We agree that if we were to interpret the regulation as only applying to identifying information on the tag, the state motto or nickname would be excluded from that definition. As appellant points out, some state license plates do not have any mottos or slogans at all. See, e.g., Wyo. Dep't of Transp., License Plates/Vehicle Registration, http://www.dot. state.wy.us/home/titles_plates_registration.html (last visited Aug. 13, 2014). More significantly, the District of Columbia itself does not appear to convey much importance to the state motto or nickname portion of the license plate in furthering any legitimate purpose, because our own Department of Motor Vehicles explicitly allows individuals to procure a District of Columbia license plate that omits the motto “Taxation without Representation.” See Taxation without Representation—Vehicle Tags, http:// dmv.dc.gov/service/taxation-without-representation-vehicle-tags (last visited Aug. 13, 2014).

WHAT YOU ARE ASKED TO DO.
Which government bodies does the license plate excerpt above name?

DATA EXTRACT.
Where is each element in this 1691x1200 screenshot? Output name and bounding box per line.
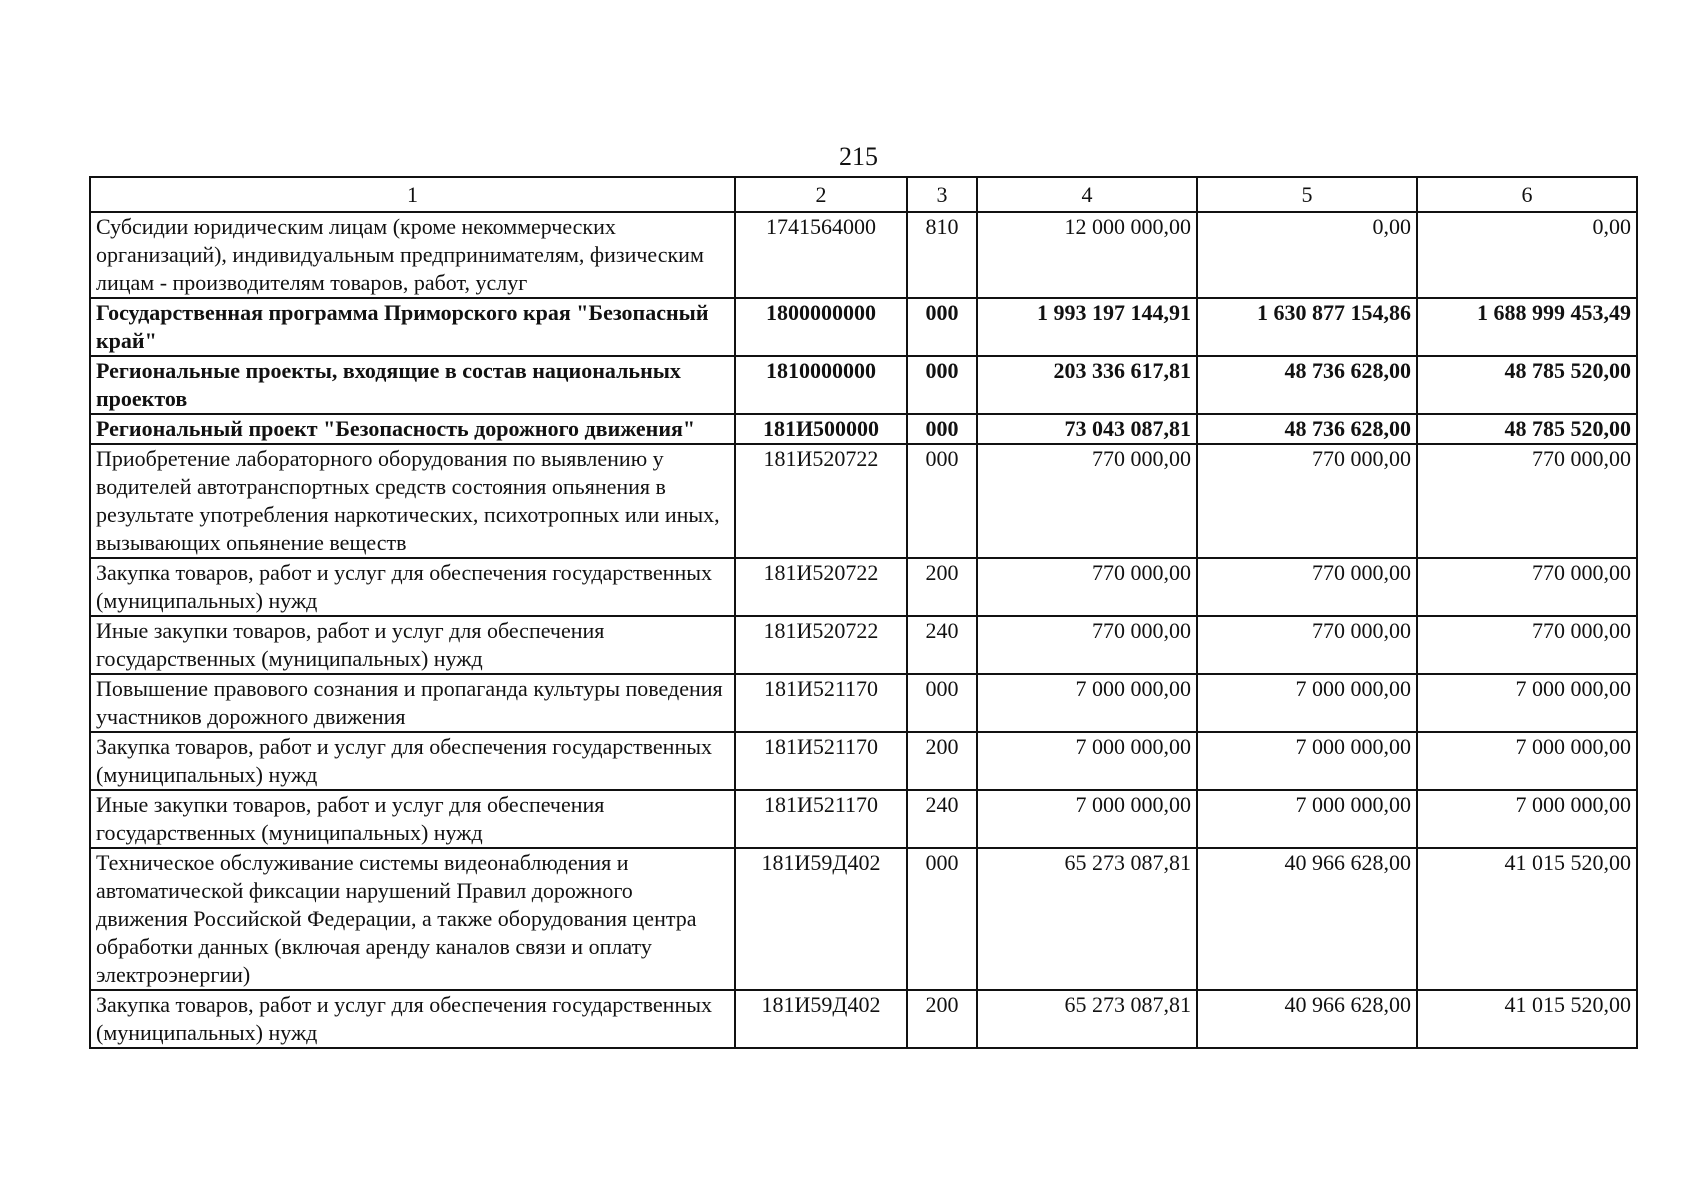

ANSWER TO THIS PROBLEM.
- Wyo. Dep't of Transp.
- the District of Columbia
- Department of Motor Vehicles